■ Your objective ■
Print the records below word for word, but leave out the pictures.

[Dataset records]

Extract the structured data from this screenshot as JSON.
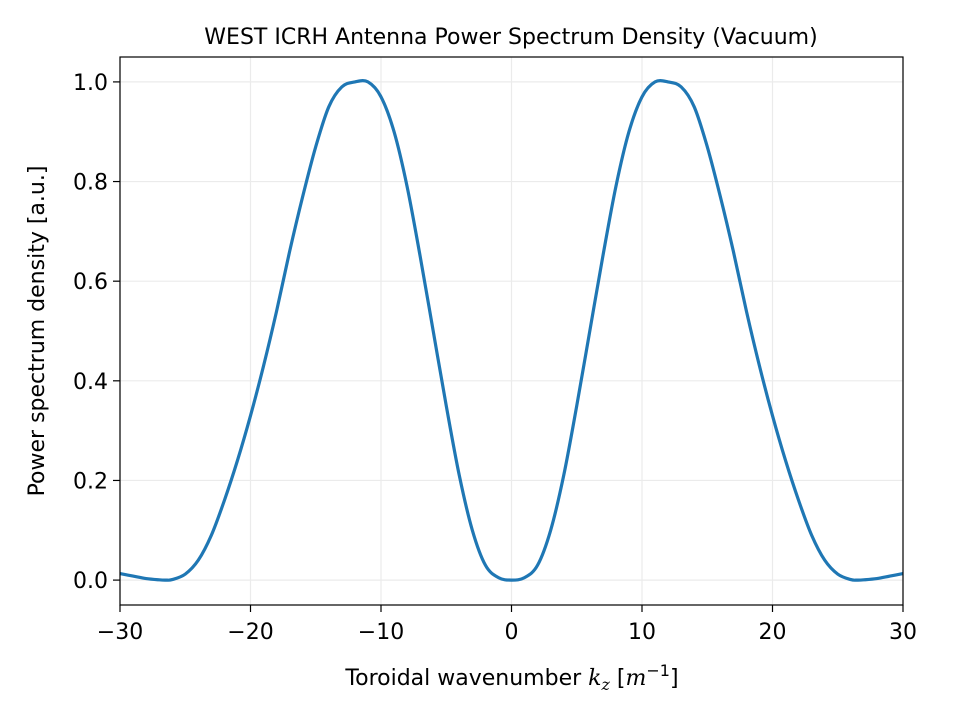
{
  "chart_data": {
    "type": "line",
    "title": "WEST ICRH Antenna Power Spectrum Density (Vacuum)",
    "xlabel": {
      "prefix": "Toroidal wavenumber ",
      "var": "k",
      "var_sub": "z",
      "unit_open": " [",
      "unit_var": "m",
      "unit_sup": "−1",
      "unit_close": "]"
    },
    "ylabel": "Power spectrum density [a.u.]",
    "xlim": [
      -30,
      30
    ],
    "ylim": [
      -0.05,
      1.05
    ],
    "xticks": [
      -30,
      -20,
      -10,
      0,
      10,
      20,
      30
    ],
    "xtick_labels": [
      "−30",
      "−20",
      "−10",
      "0",
      "10",
      "20",
      "30"
    ],
    "yticks": [
      0.0,
      0.2,
      0.4,
      0.6,
      0.8,
      1.0
    ],
    "ytick_labels": [
      "0.0",
      "0.2",
      "0.4",
      "0.6",
      "0.8",
      "1.0"
    ],
    "grid": true,
    "line_color": "#1f77b4",
    "series": [
      {
        "x": [
          -30,
          -29,
          -28,
          -27,
          -26.5,
          -26,
          -25,
          -24,
          -23,
          -22,
          -21,
          -20,
          -19,
          -18,
          -17,
          -16,
          -15,
          -14,
          -13,
          -12,
          -11,
          -10,
          -9,
          -8,
          -7,
          -6,
          -5,
          -4,
          -3,
          -2,
          -1,
          0,
          1,
          2,
          3,
          4,
          5,
          6,
          7,
          8,
          9,
          10,
          11,
          12,
          13,
          14,
          15,
          16,
          17,
          18,
          19,
          20,
          21,
          22,
          23,
          24,
          25,
          26,
          26.5,
          27,
          28,
          29,
          30
        ],
        "y": [
          0.013,
          0.008,
          0.003,
          0.0005,
          0.0,
          0.001,
          0.012,
          0.04,
          0.09,
          0.16,
          0.24,
          0.33,
          0.43,
          0.54,
          0.66,
          0.77,
          0.87,
          0.95,
          0.99,
          1.0,
          1.0,
          0.97,
          0.9,
          0.79,
          0.65,
          0.5,
          0.35,
          0.21,
          0.1,
          0.03,
          0.005,
          0.0,
          0.005,
          0.03,
          0.1,
          0.21,
          0.35,
          0.5,
          0.65,
          0.79,
          0.9,
          0.97,
          1.0,
          1.0,
          0.99,
          0.95,
          0.87,
          0.77,
          0.66,
          0.54,
          0.43,
          0.33,
          0.24,
          0.16,
          0.09,
          0.04,
          0.012,
          0.001,
          0.0,
          0.0005,
          0.003,
          0.008,
          0.013
        ]
      }
    ]
  }
}
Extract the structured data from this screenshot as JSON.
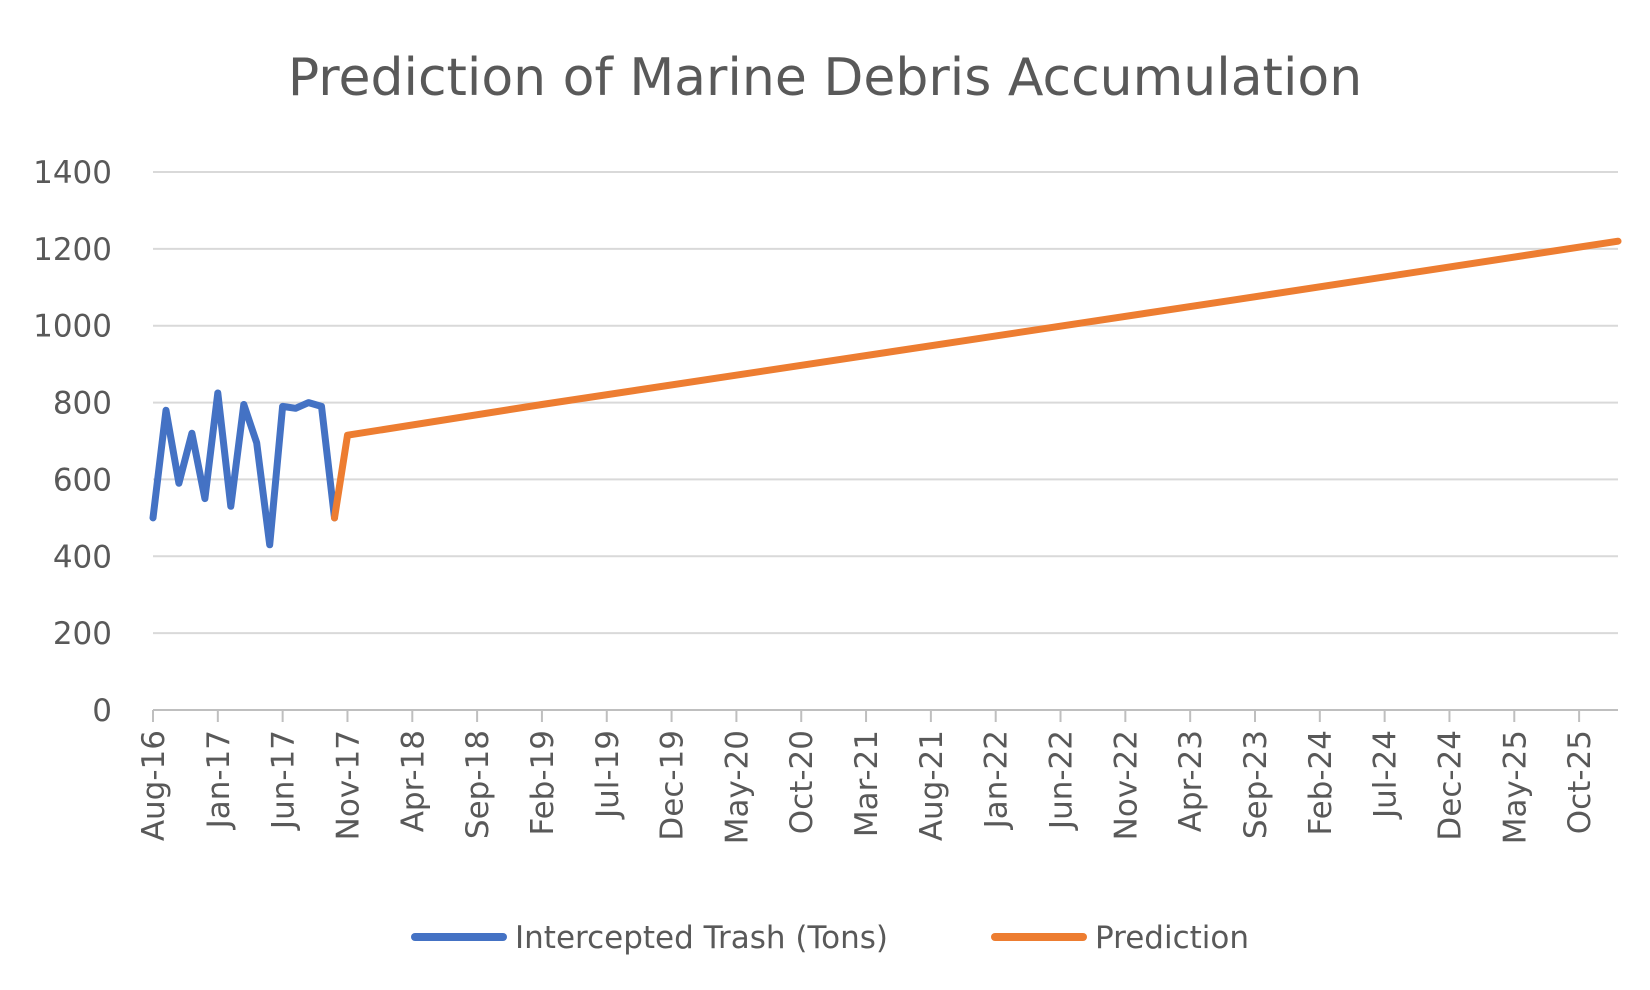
{
  "chart_data": {
    "type": "line",
    "title": "Prediction of Marine Debris Accumulation",
    "ylim": [
      0,
      1400
    ],
    "y_ticks": [
      0,
      200,
      400,
      600,
      800,
      1000,
      1200,
      1400
    ],
    "x_range": [
      "Aug-16",
      "Jan-26"
    ],
    "x_tick_labels": [
      "Aug-16",
      "Jan-17",
      "Jun-17",
      "Nov-17",
      "Apr-18",
      "Sep-18",
      "Feb-19",
      "Jul-19",
      "Dec-19",
      "May-20",
      "Oct-20",
      "Mar-21",
      "Aug-21",
      "Jan-22",
      "Jun-22",
      "Nov-22",
      "Apr-23",
      "Sep-23",
      "Feb-24",
      "Jul-24",
      "Dec-24",
      "May-25",
      "Oct-25"
    ],
    "grid": true,
    "legend_position": "bottom",
    "series": [
      {
        "name": "Intercepted Trash (Tons)",
        "color": "#4472c4",
        "x": [
          "Aug-16",
          "Sep-16",
          "Oct-16",
          "Nov-16",
          "Dec-16",
          "Jan-17",
          "Feb-17",
          "Mar-17",
          "Apr-17",
          "May-17",
          "Jun-17",
          "Jul-17",
          "Aug-17",
          "Sep-17",
          "Oct-17"
        ],
        "y": [
          500,
          780,
          590,
          720,
          550,
          825,
          530,
          795,
          695,
          430,
          790,
          785,
          800,
          790,
          500
        ]
      },
      {
        "name": "Prediction",
        "color": "#ed7d31",
        "x": [
          "Oct-17",
          "Nov-17",
          "Feb-19",
          "Jul-23",
          "Jan-26"
        ],
        "y": [
          500,
          715,
          795,
          1065,
          1220
        ]
      }
    ]
  }
}
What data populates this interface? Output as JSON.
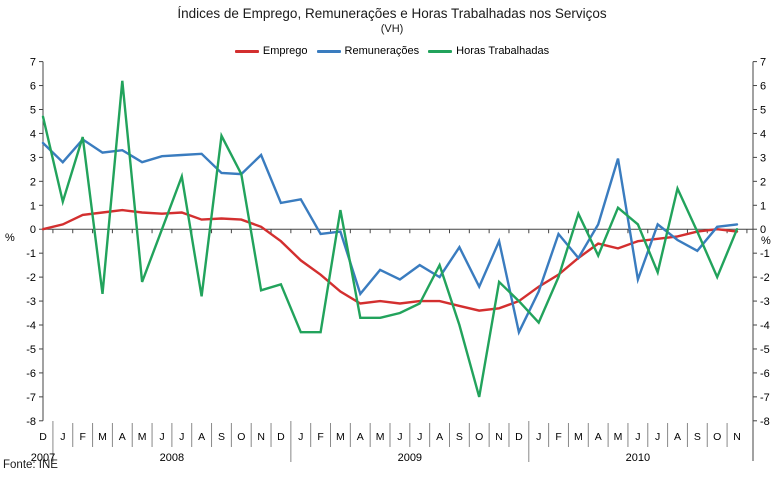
{
  "title": "Índices de Emprego, Remunerações e Horas Trabalhadas nos Serviços",
  "subtitle": "(VH)",
  "source": "Fonte: INE",
  "legend": [
    {
      "label": "Emprego",
      "color": "#d32f2f"
    },
    {
      "label": "Remunerações",
      "color": "#3a7cbf"
    },
    {
      "label": "Horas Trabalhadas",
      "color": "#22a35c"
    }
  ],
  "chart_data": {
    "type": "line",
    "title": "Índices de Emprego, Remunerações e Horas Trabalhadas nos Serviços",
    "subtitle": "(VH)",
    "unit": "%",
    "ylim": [
      -8,
      7
    ],
    "ytick_step": 1,
    "grid": "zero-line-only",
    "legend_position": "top-center",
    "axis_color": "#444444",
    "separator_color": "#888888",
    "categories": [
      "D",
      "J",
      "F",
      "M",
      "A",
      "M",
      "J",
      "J",
      "A",
      "S",
      "O",
      "N",
      "D",
      "J",
      "F",
      "M",
      "A",
      "M",
      "J",
      "J",
      "A",
      "S",
      "O",
      "N",
      "D",
      "J",
      "F",
      "M",
      "A",
      "M",
      "J",
      "J",
      "A",
      "S",
      "O",
      "N"
    ],
    "years": [
      {
        "label": "2007",
        "from": 0,
        "to": 0
      },
      {
        "label": "2008",
        "from": 1,
        "to": 12
      },
      {
        "label": "2009",
        "from": 13,
        "to": 24
      },
      {
        "label": "2010",
        "from": 25,
        "to": 35
      }
    ],
    "series": [
      {
        "name": "Emprego",
        "color": "#d32f2f",
        "values": [
          0.0,
          0.2,
          0.6,
          0.7,
          0.8,
          0.7,
          0.65,
          0.7,
          0.4,
          0.45,
          0.4,
          0.1,
          -0.5,
          -1.3,
          -1.9,
          -2.6,
          -3.1,
          -3.0,
          -3.1,
          -3.0,
          -3.0,
          -3.2,
          -3.4,
          -3.3,
          -3.0,
          -2.4,
          -1.9,
          -1.2,
          -0.6,
          -0.8,
          -0.5,
          -0.4,
          -0.3,
          -0.1,
          0.0,
          -0.1
        ]
      },
      {
        "name": "Remunerações",
        "color": "#3a7cbf",
        "values": [
          3.6,
          2.8,
          3.75,
          3.2,
          3.3,
          2.8,
          3.05,
          3.1,
          3.15,
          2.35,
          2.3,
          3.1,
          1.1,
          1.25,
          -0.2,
          -0.1,
          -2.7,
          -1.7,
          -2.1,
          -1.5,
          -2.0,
          -0.75,
          -2.4,
          -0.5,
          -4.3,
          -2.6,
          -0.2,
          -1.2,
          0.2,
          2.95,
          -2.1,
          0.2,
          -0.45,
          -0.9,
          0.1,
          0.2
        ]
      },
      {
        "name": "Horas Trabalhadas",
        "color": "#22a35c",
        "values": [
          4.7,
          1.15,
          3.85,
          -2.7,
          6.2,
          -2.2,
          0.0,
          2.2,
          -2.8,
          3.9,
          2.3,
          -2.55,
          -2.3,
          -4.3,
          -4.3,
          0.8,
          -3.7,
          -3.7,
          -3.5,
          -3.1,
          -1.5,
          -4.0,
          -7.0,
          -2.2,
          -3.0,
          -3.9,
          -2.0,
          0.65,
          -1.1,
          0.9,
          0.2,
          -1.8,
          1.7,
          -0.1,
          -2.0,
          0.0
        ]
      }
    ]
  }
}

■ Task solution ■
Extract the structured data from this screenshot as JSON.
{
  "chart_data": {
    "type": "line",
    "title": "WEST ICRH Antenna Power Spectrum Density (Vacuum)",
    "xlabel": {
      "prefix": "Toroidal wavenumber ",
      "var": "k",
      "var_sub": "z",
      "unit_open": " [",
      "unit_var": "m",
      "unit_sup": "−1",
      "unit_close": "]"
    },
    "ylabel": "Power spectrum density [a.u.]",
    "xlim": [
      -30,
      30
    ],
    "ylim": [
      -0.05,
      1.05
    ],
    "xticks": [
      -30,
      -20,
      -10,
      0,
      10,
      20,
      30
    ],
    "xtick_labels": [
      "−30",
      "−20",
      "−10",
      "0",
      "10",
      "20",
      "30"
    ],
    "yticks": [
      0.0,
      0.2,
      0.4,
      0.6,
      0.8,
      1.0
    ],
    "ytick_labels": [
      "0.0",
      "0.2",
      "0.4",
      "0.6",
      "0.8",
      "1.0"
    ],
    "grid": true,
    "line_color": "#1f77b4",
    "series": [
      {
        "x": [
          -30,
          -29,
          -28,
          -27,
          -26.5,
          -26,
          -25,
          -24,
          -23,
          -22,
          -21,
          -20,
          -19,
          -18,
          -17,
          -16,
          -15,
          -14,
          -13,
          -12,
          -11,
          -10,
          -9,
          -8,
          -7,
          -6,
          -5,
          -4,
          -3,
          -2,
          -1,
          0,
          1,
          2,
          3,
          4,
          5,
          6,
          7,
          8,
          9,
          10,
          11,
          12,
          13,
          14,
          15,
          16,
          17,
          18,
          19,
          20,
          21,
          22,
          23,
          24,
          25,
          26,
          26.5,
          27,
          28,
          29,
          30
        ],
        "y": [
          0.013,
          0.008,
          0.003,
          0.0005,
          0.0,
          0.001,
          0.012,
          0.04,
          0.09,
          0.16,
          0.24,
          0.33,
          0.43,
          0.54,
          0.66,
          0.77,
          0.87,
          0.95,
          0.99,
          1.0,
          1.0,
          0.97,
          0.9,
          0.79,
          0.65,
          0.5,
          0.35,
          0.21,
          0.1,
          0.03,
          0.005,
          0.0,
          0.005,
          0.03,
          0.1,
          0.21,
          0.35,
          0.5,
          0.65,
          0.79,
          0.9,
          0.97,
          1.0,
          1.0,
          0.99,
          0.95,
          0.87,
          0.77,
          0.66,
          0.54,
          0.43,
          0.33,
          0.24,
          0.16,
          0.09,
          0.04,
          0.012,
          0.001,
          0.0,
          0.0005,
          0.003,
          0.008,
          0.013
        ]
      }
    ]
  }
}
Extract the structured data from this screenshot as JSON.
{
  "chart_data": {
    "type": "line",
    "title": "Prediction of Marine Debris Accumulation",
    "ylim": [
      0,
      1400
    ],
    "y_ticks": [
      0,
      200,
      400,
      600,
      800,
      1000,
      1200,
      1400
    ],
    "x_range": [
      "Aug-16",
      "Jan-26"
    ],
    "x_tick_labels": [
      "Aug-16",
      "Jan-17",
      "Jun-17",
      "Nov-17",
      "Apr-18",
      "Sep-18",
      "Feb-19",
      "Jul-19",
      "Dec-19",
      "May-20",
      "Oct-20",
      "Mar-21",
      "Aug-21",
      "Jan-22",
      "Jun-22",
      "Nov-22",
      "Apr-23",
      "Sep-23",
      "Feb-24",
      "Jul-24",
      "Dec-24",
      "May-25",
      "Oct-25"
    ],
    "grid": true,
    "legend_position": "bottom",
    "series": [
      {
        "name": "Intercepted Trash (Tons)",
        "color": "#4472c4",
        "x": [
          "Aug-16",
          "Sep-16",
          "Oct-16",
          "Nov-16",
          "Dec-16",
          "Jan-17",
          "Feb-17",
          "Mar-17",
          "Apr-17",
          "May-17",
          "Jun-17",
          "Jul-17",
          "Aug-17",
          "Sep-17",
          "Oct-17"
        ],
        "y": [
          500,
          780,
          590,
          720,
          550,
          825,
          530,
          795,
          695,
          430,
          790,
          785,
          800,
          790,
          500
        ]
      },
      {
        "name": "Prediction",
        "color": "#ed7d31",
        "x": [
          "Oct-17",
          "Nov-17",
          "Feb-19",
          "Jul-23",
          "Jan-26"
        ],
        "y": [
          500,
          715,
          795,
          1065,
          1220
        ]
      }
    ]
  }
}
What data populates this interface? Output as JSON.
{
  "title": "Índices de Emprego, Remunerações e Horas Trabalhadas nos Serviços",
  "subtitle": "(VH)",
  "source": "Fonte: INE",
  "legend": [
    {
      "label": "Emprego",
      "color": "#d32f2f"
    },
    {
      "label": "Remunerações",
      "color": "#3a7cbf"
    },
    {
      "label": "Horas Trabalhadas",
      "color": "#22a35c"
    }
  ],
  "chart_data": {
    "type": "line",
    "title": "Índices de Emprego, Remunerações e Horas Trabalhadas nos Serviços",
    "subtitle": "(VH)",
    "unit": "%",
    "ylim": [
      -8,
      7
    ],
    "ytick_step": 1,
    "grid": "zero-line-only",
    "legend_position": "top-center",
    "axis_color": "#444444",
    "separator_color": "#888888",
    "categories": [
      "D",
      "J",
      "F",
      "M",
      "A",
      "M",
      "J",
      "J",
      "A",
      "S",
      "O",
      "N",
      "D",
      "J",
      "F",
      "M",
      "A",
      "M",
      "J",
      "J",
      "A",
      "S",
      "O",
      "N",
      "D",
      "J",
      "F",
      "M",
      "A",
      "M",
      "J",
      "J",
      "A",
      "S",
      "O",
      "N"
    ],
    "years": [
      {
        "label": "2007",
        "from": 0,
        "to": 0
      },
      {
        "label": "2008",
        "from": 1,
        "to": 12
      },
      {
        "label": "2009",
        "from": 13,
        "to": 24
      },
      {
        "label": "2010",
        "from": 25,
        "to": 35
      }
    ],
    "series": [
      {
        "name": "Emprego",
        "color": "#d32f2f",
        "values": [
          0.0,
          0.2,
          0.6,
          0.7,
          0.8,
          0.7,
          0.65,
          0.7,
          0.4,
          0.45,
          0.4,
          0.1,
          -0.5,
          -1.3,
          -1.9,
          -2.6,
          -3.1,
          -3.0,
          -3.1,
          -3.0,
          -3.0,
          -3.2,
          -3.4,
          -3.3,
          -3.0,
          -2.4,
          -1.9,
          -1.2,
          -0.6,
          -0.8,
          -0.5,
          -0.4,
          -0.3,
          -0.1,
          0.0,
          -0.1
        ]
      },
      {
        "name": "Remunerações",
        "color": "#3a7cbf",
        "values": [
          3.6,
          2.8,
          3.75,
          3.2,
          3.3,
          2.8,
          3.05,
          3.1,
          3.15,
          2.35,
          2.3,
          3.1,
          1.1,
          1.25,
          -0.2,
          -0.1,
          -2.7,
          -1.7,
          -2.1,
          -1.5,
          -2.0,
          -0.75,
          -2.4,
          -0.5,
          -4.3,
          -2.6,
          -0.2,
          -1.2,
          0.2,
          2.95,
          -2.1,
          0.2,
          -0.45,
          -0.9,
          0.1,
          0.2
        ]
      },
      {
        "name": "Horas Trabalhadas",
        "color": "#22a35c",
        "values": [
          4.7,
          1.15,
          3.85,
          -2.7,
          6.2,
          -2.2,
          0.0,
          2.2,
          -2.8,
          3.9,
          2.3,
          -2.55,
          -2.3,
          -4.3,
          -4.3,
          0.8,
          -3.7,
          -3.7,
          -3.5,
          -3.1,
          -1.5,
          -4.0,
          -7.0,
          -2.2,
          -3.0,
          -3.9,
          -2.0,
          0.65,
          -1.1,
          0.9,
          0.2,
          -1.8,
          1.7,
          -0.1,
          -2.0,
          0.0
        ]
      }
    ]
  }
}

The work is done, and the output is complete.